TASK REQUIREMENTS -
From the listing below, pull out every line where the string "delegointimääräys" appears.
>> Begin ENTRIES SUPPLIED
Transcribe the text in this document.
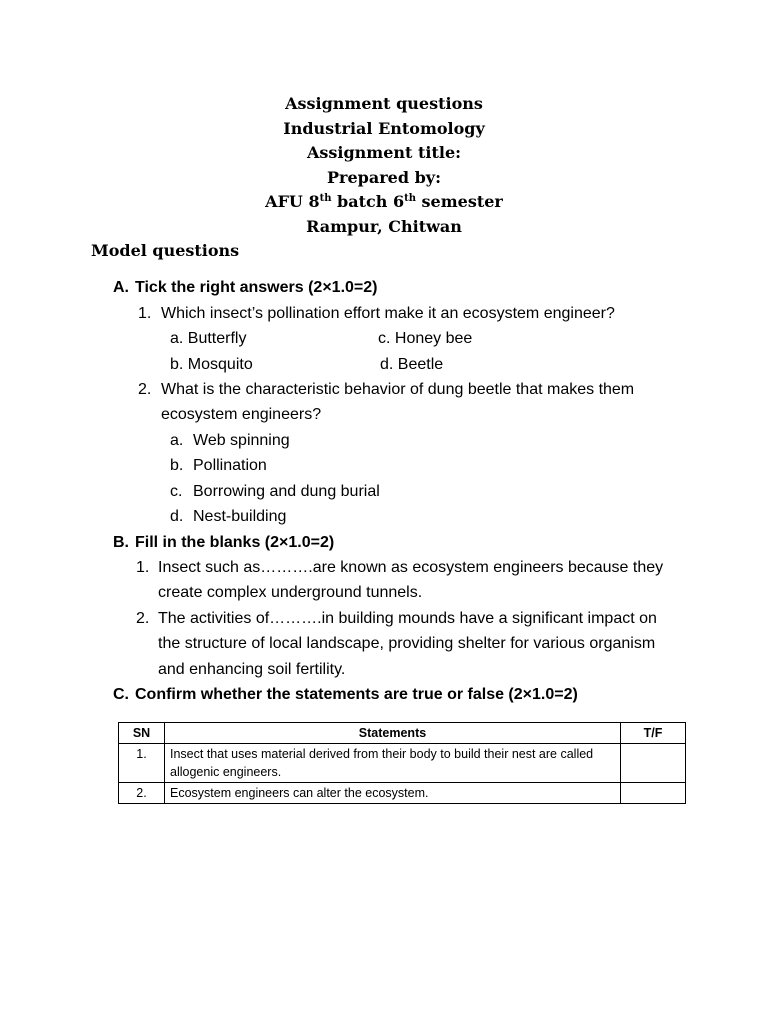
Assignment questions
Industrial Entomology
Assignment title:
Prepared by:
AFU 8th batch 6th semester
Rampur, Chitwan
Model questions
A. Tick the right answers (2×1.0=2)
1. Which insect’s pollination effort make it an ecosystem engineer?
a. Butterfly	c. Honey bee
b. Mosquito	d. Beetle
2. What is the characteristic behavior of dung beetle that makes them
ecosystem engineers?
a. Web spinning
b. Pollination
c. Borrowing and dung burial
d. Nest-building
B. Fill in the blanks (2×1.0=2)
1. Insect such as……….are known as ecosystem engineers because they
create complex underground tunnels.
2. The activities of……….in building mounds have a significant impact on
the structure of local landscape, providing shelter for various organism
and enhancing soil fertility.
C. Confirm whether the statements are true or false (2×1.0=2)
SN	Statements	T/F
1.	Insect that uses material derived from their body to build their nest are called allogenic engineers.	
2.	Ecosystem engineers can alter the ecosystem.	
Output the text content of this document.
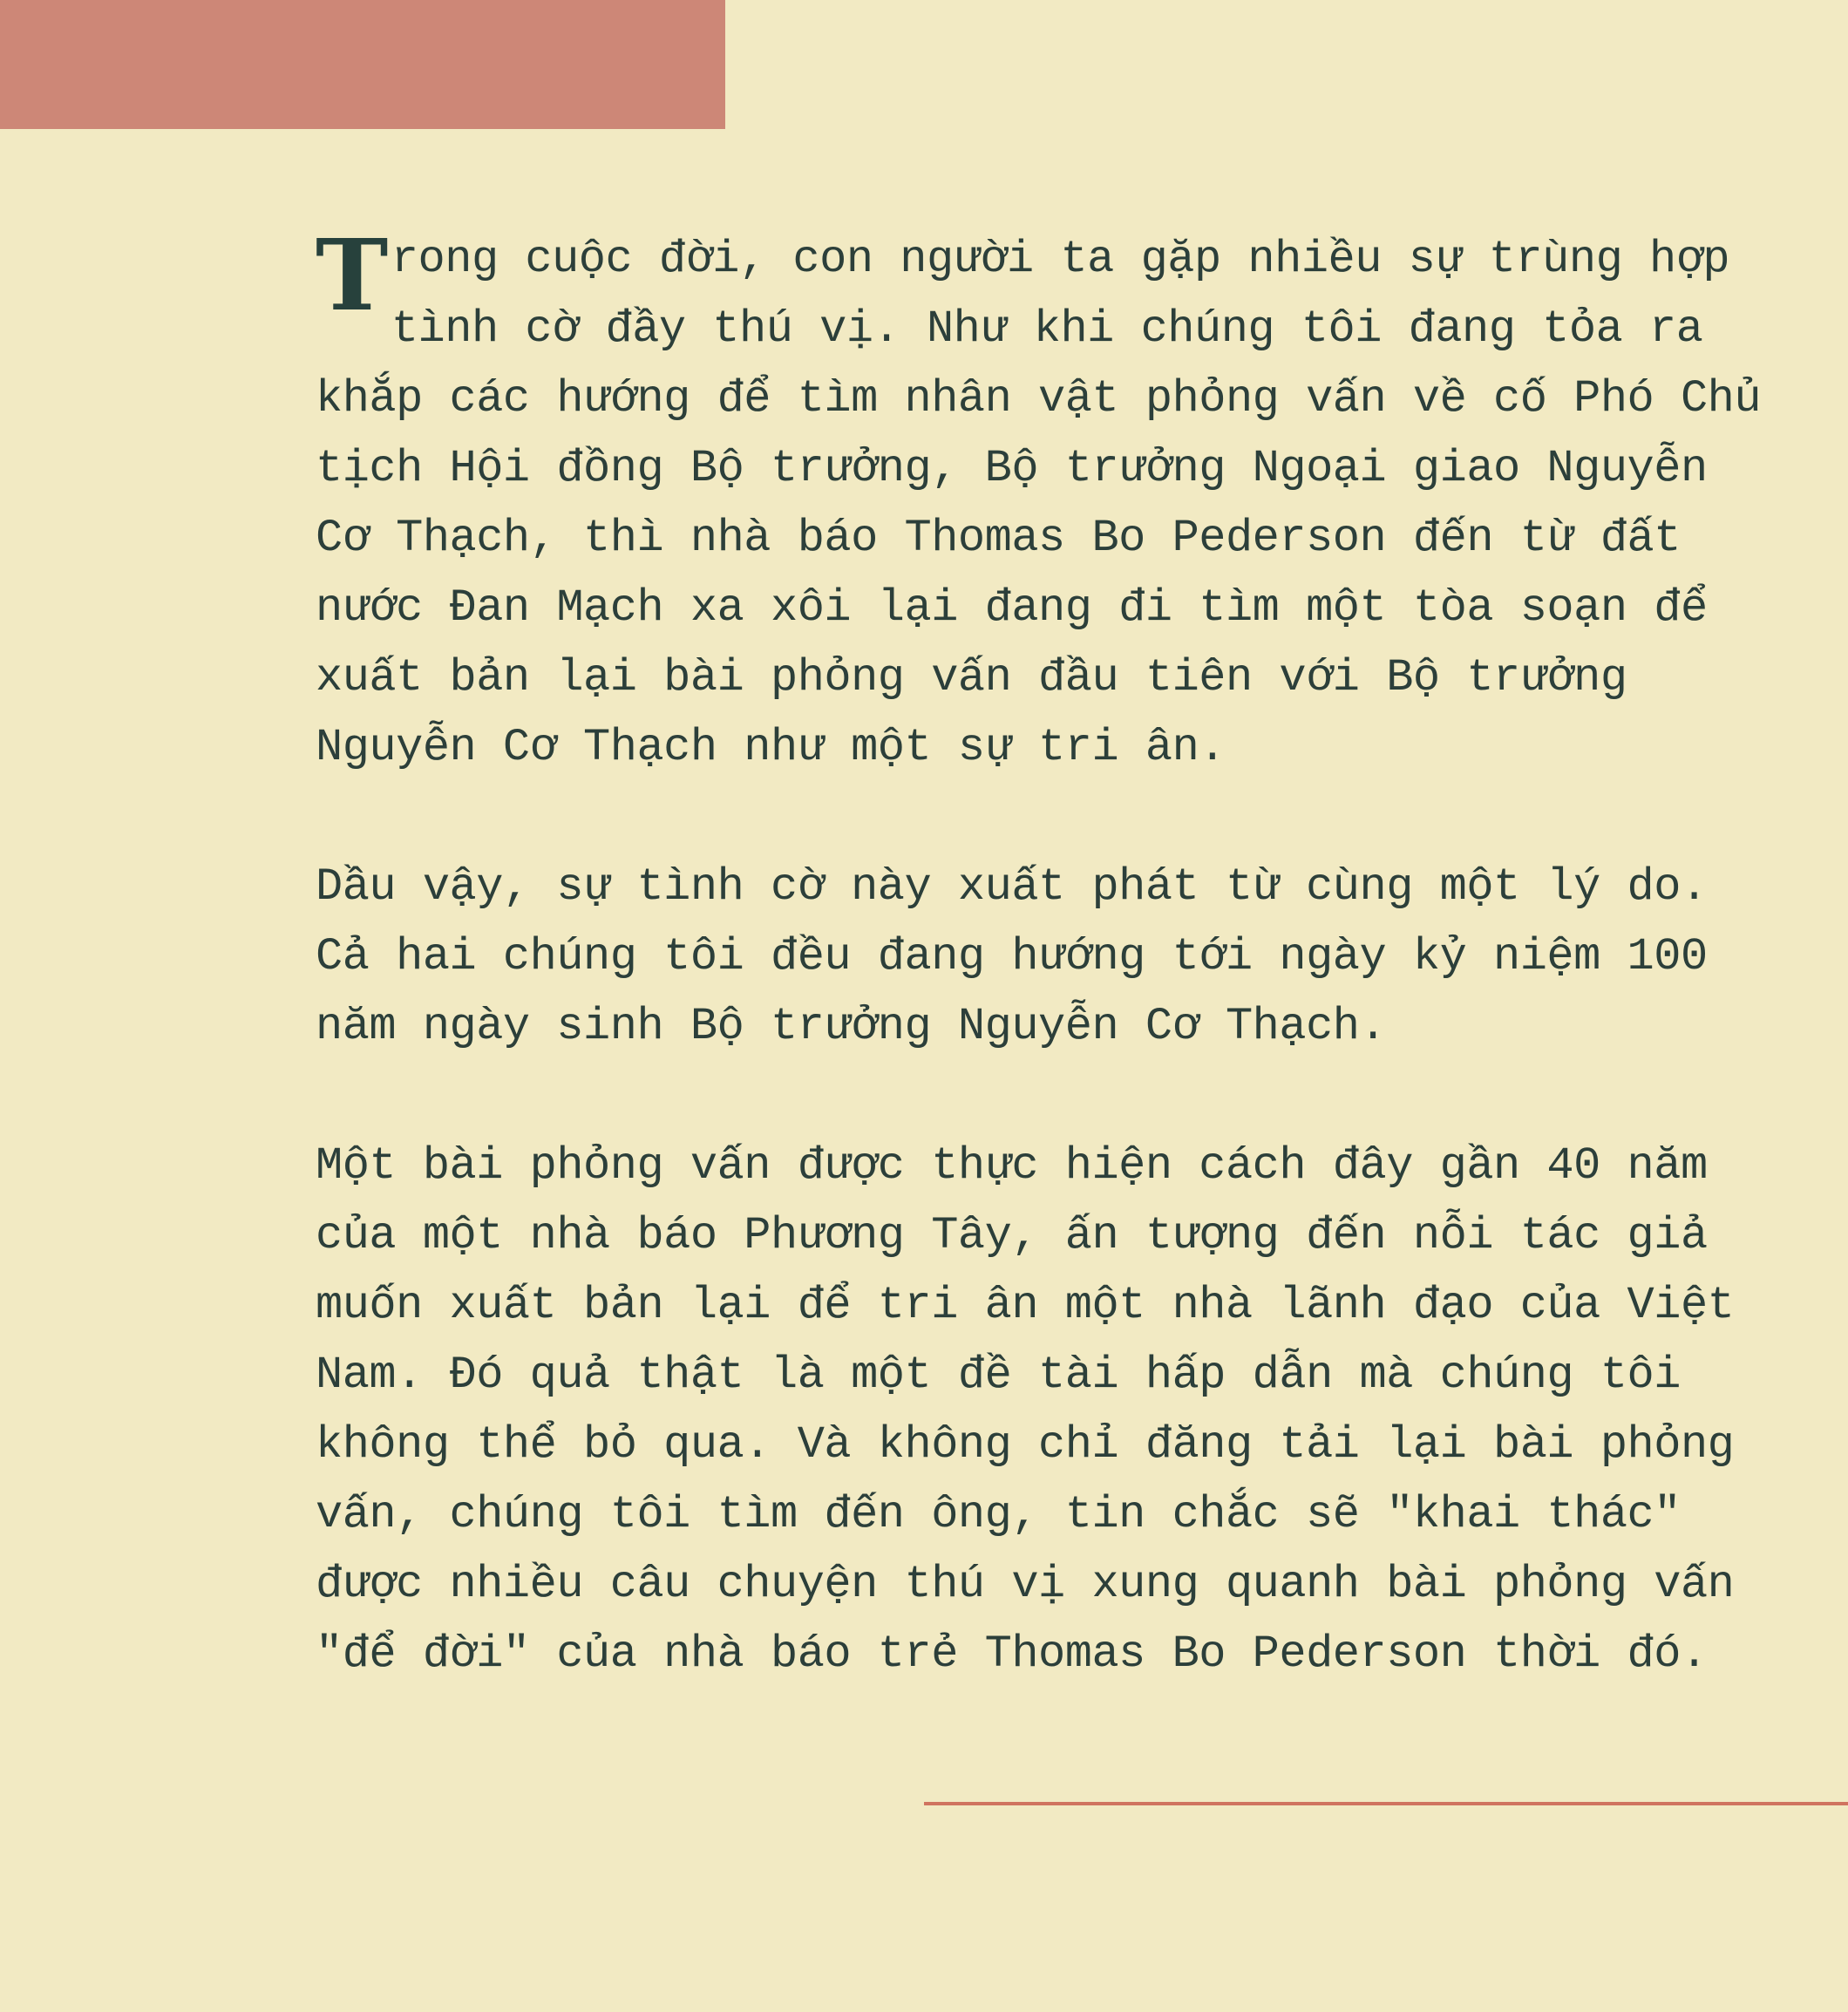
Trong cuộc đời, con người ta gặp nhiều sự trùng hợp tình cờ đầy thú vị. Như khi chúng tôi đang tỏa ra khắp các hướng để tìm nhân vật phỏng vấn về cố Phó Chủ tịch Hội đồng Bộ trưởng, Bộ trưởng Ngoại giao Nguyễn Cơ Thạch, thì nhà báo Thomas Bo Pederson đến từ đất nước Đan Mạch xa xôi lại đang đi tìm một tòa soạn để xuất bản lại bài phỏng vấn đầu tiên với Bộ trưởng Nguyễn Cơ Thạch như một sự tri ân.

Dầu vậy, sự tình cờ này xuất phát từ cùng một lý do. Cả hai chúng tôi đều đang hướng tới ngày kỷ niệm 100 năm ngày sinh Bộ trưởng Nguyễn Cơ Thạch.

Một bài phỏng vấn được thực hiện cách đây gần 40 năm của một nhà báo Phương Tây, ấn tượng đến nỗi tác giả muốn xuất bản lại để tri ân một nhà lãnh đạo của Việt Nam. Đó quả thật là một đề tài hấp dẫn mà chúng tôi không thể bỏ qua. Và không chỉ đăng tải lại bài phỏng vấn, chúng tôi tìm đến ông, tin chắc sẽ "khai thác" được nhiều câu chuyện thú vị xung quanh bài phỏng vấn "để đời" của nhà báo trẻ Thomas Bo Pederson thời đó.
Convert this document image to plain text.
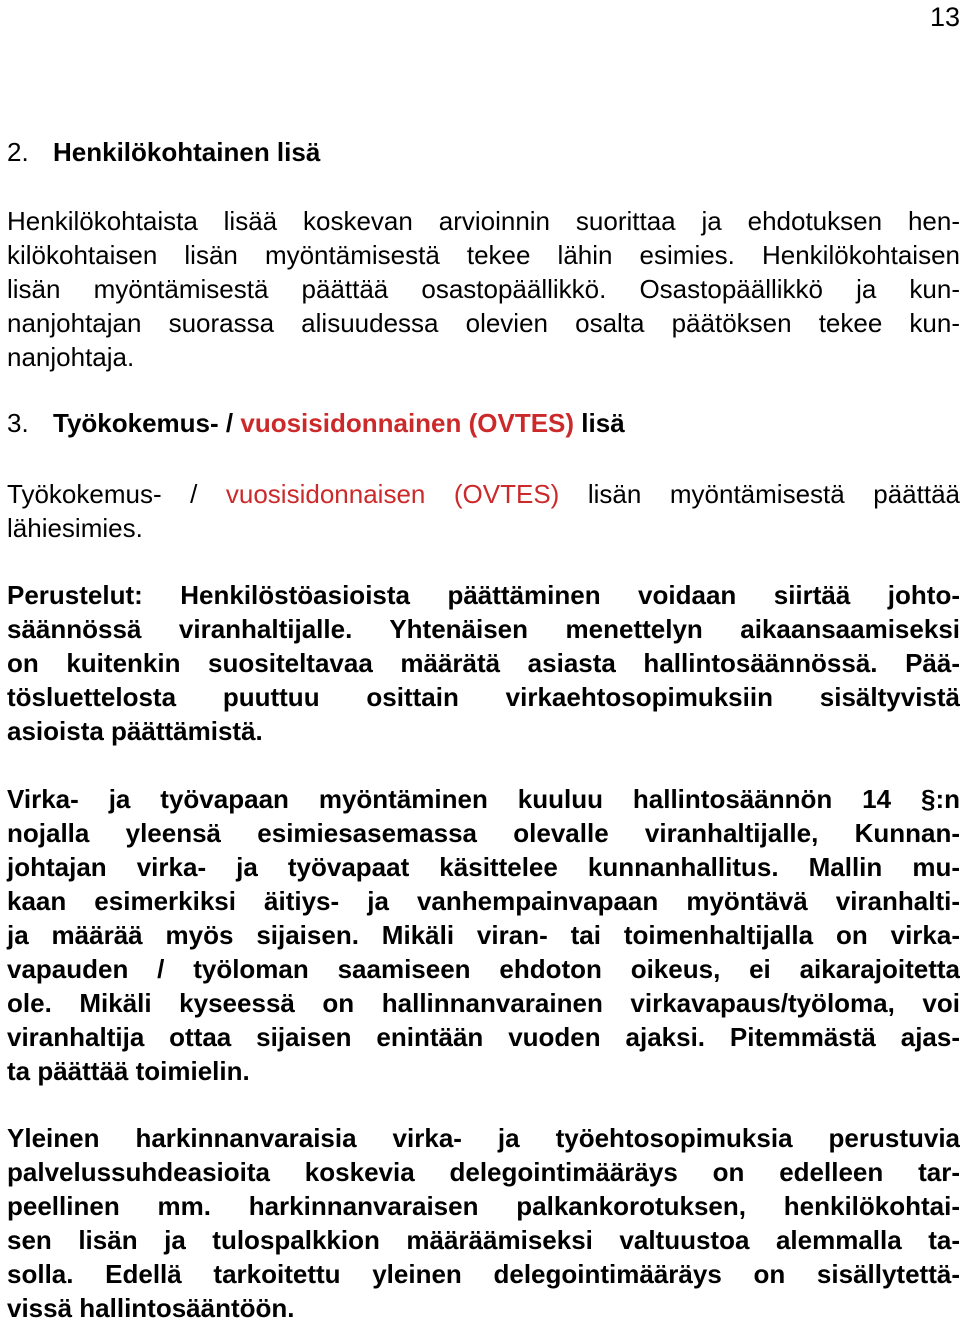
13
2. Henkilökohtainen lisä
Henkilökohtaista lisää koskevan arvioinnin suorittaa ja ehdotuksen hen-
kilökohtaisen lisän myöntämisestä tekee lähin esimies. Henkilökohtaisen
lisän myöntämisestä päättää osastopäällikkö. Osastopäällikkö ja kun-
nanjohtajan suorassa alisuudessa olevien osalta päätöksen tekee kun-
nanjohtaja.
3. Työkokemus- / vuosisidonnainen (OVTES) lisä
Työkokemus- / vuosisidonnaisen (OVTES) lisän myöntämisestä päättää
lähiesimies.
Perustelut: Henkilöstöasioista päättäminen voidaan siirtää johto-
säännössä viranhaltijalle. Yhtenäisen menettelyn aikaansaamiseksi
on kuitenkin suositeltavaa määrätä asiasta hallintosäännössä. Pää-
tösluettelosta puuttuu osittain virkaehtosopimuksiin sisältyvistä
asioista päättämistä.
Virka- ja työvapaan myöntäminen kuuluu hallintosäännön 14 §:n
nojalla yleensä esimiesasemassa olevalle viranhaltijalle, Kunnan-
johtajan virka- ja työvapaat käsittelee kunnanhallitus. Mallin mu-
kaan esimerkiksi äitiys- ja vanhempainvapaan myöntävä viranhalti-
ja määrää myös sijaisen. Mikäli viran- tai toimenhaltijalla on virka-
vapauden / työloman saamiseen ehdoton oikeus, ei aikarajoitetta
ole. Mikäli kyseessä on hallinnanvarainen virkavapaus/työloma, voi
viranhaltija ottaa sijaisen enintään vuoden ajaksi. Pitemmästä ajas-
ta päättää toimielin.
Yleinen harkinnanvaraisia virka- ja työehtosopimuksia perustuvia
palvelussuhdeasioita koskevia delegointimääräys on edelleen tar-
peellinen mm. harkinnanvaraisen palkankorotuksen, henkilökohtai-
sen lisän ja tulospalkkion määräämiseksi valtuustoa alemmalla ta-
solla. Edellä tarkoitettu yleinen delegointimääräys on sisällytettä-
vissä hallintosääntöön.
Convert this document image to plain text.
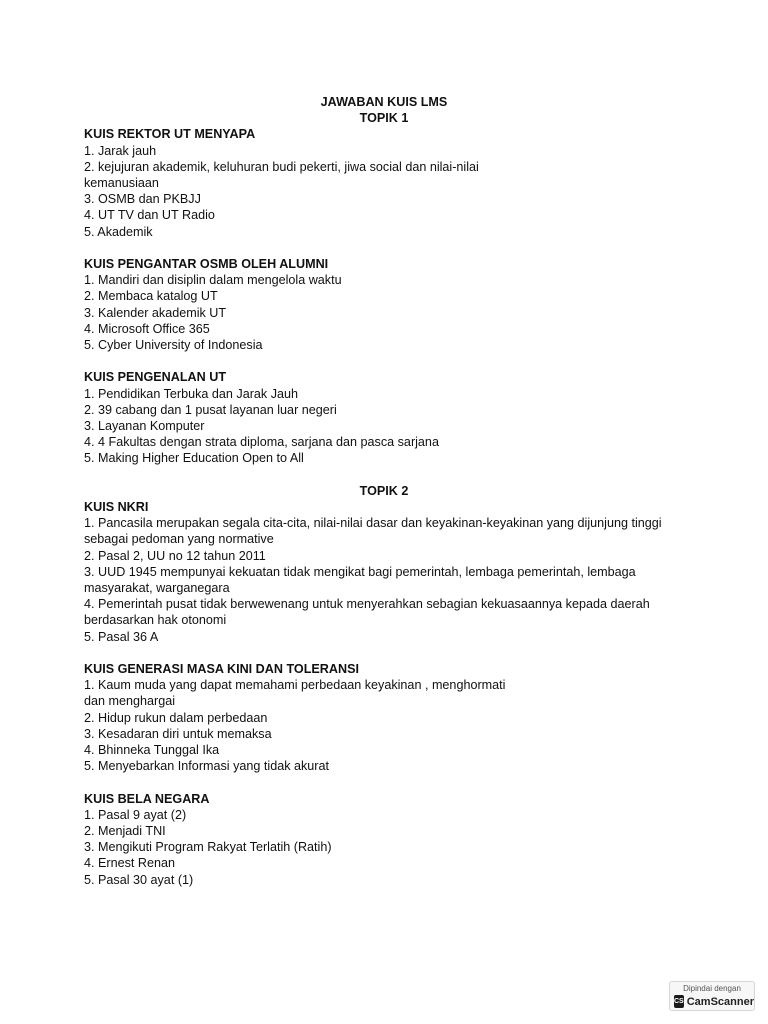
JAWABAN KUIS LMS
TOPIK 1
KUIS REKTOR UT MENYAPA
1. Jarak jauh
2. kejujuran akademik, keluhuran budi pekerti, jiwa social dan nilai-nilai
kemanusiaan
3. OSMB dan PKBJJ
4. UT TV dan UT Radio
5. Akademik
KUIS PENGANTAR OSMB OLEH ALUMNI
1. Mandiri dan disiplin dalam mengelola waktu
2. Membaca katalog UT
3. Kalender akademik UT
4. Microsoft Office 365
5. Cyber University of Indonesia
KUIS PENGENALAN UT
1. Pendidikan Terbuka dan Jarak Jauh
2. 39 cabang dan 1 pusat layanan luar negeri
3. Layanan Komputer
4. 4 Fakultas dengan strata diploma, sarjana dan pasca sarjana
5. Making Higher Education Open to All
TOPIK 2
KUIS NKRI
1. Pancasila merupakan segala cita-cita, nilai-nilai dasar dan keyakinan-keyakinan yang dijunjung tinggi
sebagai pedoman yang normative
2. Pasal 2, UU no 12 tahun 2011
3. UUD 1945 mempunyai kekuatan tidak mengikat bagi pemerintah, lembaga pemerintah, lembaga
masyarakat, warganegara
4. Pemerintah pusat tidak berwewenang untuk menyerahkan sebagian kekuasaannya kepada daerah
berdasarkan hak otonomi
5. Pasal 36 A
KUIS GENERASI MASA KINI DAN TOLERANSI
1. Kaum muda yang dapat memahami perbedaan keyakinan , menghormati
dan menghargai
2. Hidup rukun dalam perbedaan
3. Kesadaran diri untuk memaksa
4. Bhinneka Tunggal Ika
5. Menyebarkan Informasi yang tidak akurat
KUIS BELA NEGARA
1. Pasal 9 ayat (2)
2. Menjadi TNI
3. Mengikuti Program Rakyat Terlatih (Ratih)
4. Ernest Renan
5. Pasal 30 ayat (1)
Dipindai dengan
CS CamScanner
>> End ENTRIES SUPPLIED
THE COMPLETED TASK -
palvelussuhdeasioita koskevia delegointimääräys on edelleen tar-
solla. Edellä tarkoitettu yleinen delegointimääräys on sisällytettä-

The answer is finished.